Job: Print out each entry below exactly, please.

Supplied material:
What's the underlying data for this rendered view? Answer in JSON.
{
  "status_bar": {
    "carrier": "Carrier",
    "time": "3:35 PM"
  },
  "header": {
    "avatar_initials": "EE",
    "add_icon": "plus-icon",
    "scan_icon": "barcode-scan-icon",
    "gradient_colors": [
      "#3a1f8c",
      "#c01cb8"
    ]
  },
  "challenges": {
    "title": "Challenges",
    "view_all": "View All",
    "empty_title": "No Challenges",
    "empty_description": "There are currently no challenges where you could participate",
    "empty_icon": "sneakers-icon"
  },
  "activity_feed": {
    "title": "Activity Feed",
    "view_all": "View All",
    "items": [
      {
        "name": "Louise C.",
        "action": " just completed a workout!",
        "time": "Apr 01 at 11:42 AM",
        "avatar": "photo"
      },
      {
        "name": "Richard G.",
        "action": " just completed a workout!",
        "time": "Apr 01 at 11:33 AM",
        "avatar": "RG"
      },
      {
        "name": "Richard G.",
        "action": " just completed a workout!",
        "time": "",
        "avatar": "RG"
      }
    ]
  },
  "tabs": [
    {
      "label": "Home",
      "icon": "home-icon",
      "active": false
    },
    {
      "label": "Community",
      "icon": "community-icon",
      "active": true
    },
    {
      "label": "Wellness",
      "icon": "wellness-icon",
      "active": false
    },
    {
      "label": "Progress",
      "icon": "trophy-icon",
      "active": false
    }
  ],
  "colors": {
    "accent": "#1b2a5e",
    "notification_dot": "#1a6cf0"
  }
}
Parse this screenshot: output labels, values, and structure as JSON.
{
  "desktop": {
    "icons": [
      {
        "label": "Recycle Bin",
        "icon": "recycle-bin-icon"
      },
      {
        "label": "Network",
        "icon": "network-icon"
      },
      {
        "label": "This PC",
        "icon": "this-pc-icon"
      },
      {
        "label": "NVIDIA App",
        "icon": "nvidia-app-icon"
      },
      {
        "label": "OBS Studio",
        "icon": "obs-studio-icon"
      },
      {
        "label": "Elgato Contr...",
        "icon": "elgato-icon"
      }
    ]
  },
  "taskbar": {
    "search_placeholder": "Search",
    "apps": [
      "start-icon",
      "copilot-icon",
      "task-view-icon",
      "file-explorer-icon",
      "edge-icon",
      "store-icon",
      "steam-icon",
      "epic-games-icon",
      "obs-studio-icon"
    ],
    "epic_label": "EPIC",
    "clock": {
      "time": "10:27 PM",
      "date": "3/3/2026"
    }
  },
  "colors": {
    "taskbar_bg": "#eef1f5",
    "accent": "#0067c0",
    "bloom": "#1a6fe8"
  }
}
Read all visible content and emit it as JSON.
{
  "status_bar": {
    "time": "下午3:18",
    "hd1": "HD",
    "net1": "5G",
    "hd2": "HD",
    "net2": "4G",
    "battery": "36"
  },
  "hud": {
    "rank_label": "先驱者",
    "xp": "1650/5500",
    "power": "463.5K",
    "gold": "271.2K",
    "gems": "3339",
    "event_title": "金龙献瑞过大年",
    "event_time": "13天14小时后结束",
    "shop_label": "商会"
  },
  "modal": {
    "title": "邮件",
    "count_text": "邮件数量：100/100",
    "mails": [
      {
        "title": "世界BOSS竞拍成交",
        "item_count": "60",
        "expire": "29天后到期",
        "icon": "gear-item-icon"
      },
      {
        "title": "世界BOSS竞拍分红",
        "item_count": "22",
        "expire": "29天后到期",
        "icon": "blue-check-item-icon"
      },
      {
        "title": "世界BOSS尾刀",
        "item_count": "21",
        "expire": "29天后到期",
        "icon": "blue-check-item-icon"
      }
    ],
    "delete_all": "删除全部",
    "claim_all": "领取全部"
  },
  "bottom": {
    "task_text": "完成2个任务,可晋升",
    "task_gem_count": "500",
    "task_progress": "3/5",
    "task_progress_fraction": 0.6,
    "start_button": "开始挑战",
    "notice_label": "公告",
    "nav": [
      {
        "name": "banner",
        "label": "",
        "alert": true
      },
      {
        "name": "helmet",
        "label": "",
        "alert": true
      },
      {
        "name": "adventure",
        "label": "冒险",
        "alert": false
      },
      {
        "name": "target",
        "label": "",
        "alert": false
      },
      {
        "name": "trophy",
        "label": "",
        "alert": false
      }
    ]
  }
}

The solution:
What's the underlying data for this rendered view? Answer in JSON.
{
  "status_bar": {
    "carrier": "Carrier",
    "time": "3:35 PM"
  },
  "header": {
    "avatar_initials": "EE",
    "add_icon": "plus-icon",
    "scan_icon": "barcode-scan-icon",
    "gradient_colors": [
      "#3a1f8c",
      "#c01cb8"
    ]
  },
  "challenges": {
    "title": "Challenges",
    "view_all": "View All",
    "empty_title": "No Challenges",
    "empty_description": "There are currently no challenges where you could participate",
    "empty_icon": "sneakers-icon"
  },
  "activity_feed": {
    "title": "Activity Feed",
    "view_all": "View All",
    "items": [
      {
        "name": "Louise C.",
        "action": " just completed a workout!",
        "time": "Apr 01 at 11:42 AM",
        "avatar": "photo"
      },
      {
        "name": "Richard G.",
        "action": " just completed a workout!",
        "time": "Apr 01 at 11:33 AM",
        "avatar": "RG"
      },
      {
        "name": "Richard G.",
        "action": " just completed a workout!",
        "time": "",
        "avatar": "RG"
      }
    ]
  },
  "tabs": [
    {
      "label": "Home",
      "icon": "home-icon",
      "active": false
    },
    {
      "label": "Community",
      "icon": "community-icon",
      "active": true
    },
    {
      "label": "Wellness",
      "icon": "wellness-icon",
      "active": false
    },
    {
      "label": "Progress",
      "icon": "trophy-icon",
      "active": false
    }
  ],
  "colors": {
    "accent": "#1b2a5e",
    "notification_dot": "#1a6cf0"
  }
}
Parse this screenshot: output labels, values, and structure as JSON.
{
  "desktop": {
    "icons": [
      {
        "label": "Recycle Bin",
        "icon": "recycle-bin-icon"
      },
      {
        "label": "Network",
        "icon": "network-icon"
      },
      {
        "label": "This PC",
        "icon": "this-pc-icon"
      },
      {
        "label": "NVIDIA App",
        "icon": "nvidia-app-icon"
      },
      {
        "label": "OBS Studio",
        "icon": "obs-studio-icon"
      },
      {
        "label": "Elgato Contr...",
        "icon": "elgato-icon"
      }
    ]
  },
  "taskbar": {
    "search_placeholder": "Search",
    "apps": [
      "start-icon",
      "copilot-icon",
      "task-view-icon",
      "file-explorer-icon",
      "edge-icon",
      "store-icon",
      "steam-icon",
      "epic-games-icon",
      "obs-studio-icon"
    ],
    "epic_label": "EPIC",
    "clock": {
      "time": "10:27 PM",
      "date": "3/3/2026"
    }
  },
  "colors": {
    "taskbar_bg": "#eef1f5",
    "accent": "#0067c0",
    "bloom": "#1a6fe8"
  }
}
Read all visible content and emit it as JSON.
{
  "status_bar": {
    "time": "下午3:18",
    "hd1": "HD",
    "net1": "5G",
    "hd2": "HD",
    "net2": "4G",
    "battery": "36"
  },
  "hud": {
    "rank_label": "先驱者",
    "xp": "1650/5500",
    "power": "463.5K",
    "gold": "271.2K",
    "gems": "3339",
    "event_title": "金龙献瑞过大年",
    "event_time": "13天14小时后结束",
    "shop_label": "商会"
  },
  "modal": {
    "title": "邮件",
    "count_text": "邮件数量：100/100",
    "mails": [
      {
        "title": "世界BOSS竞拍成交",
        "item_count": "60",
        "expire": "29天后到期",
        "icon": "gear-item-icon"
      },
      {
        "title": "世界BOSS竞拍分红",
        "item_count": "22",
        "expire": "29天后到期",
        "icon": "blue-check-item-icon"
      },
      {
        "title": "世界BOSS尾刀",
        "item_count": "21",
        "expire": "29天后到期",
        "icon": "blue-check-item-icon"
      }
    ],
    "delete_all": "删除全部",
    "claim_all": "领取全部"
  },
  "bottom": {
    "task_text": "完成2个任务,可晋升",
    "task_gem_count": "500",
    "task_progress": "3/5",
    "task_progress_fraction": 0.6,
    "start_button": "开始挑战",
    "notice_label": "公告",
    "nav": [
      {
        "name": "banner",
        "label": "",
        "alert": true
      },
      {
        "name": "helmet",
        "label": "",
        "alert": true
      },
      {
        "name": "adventure",
        "label": "冒险",
        "alert": false
      },
      {
        "name": "target",
        "label": "",
        "alert": false
      },
      {
        "name": "trophy",
        "label": "",
        "alert": false
      }
    ]
  }
}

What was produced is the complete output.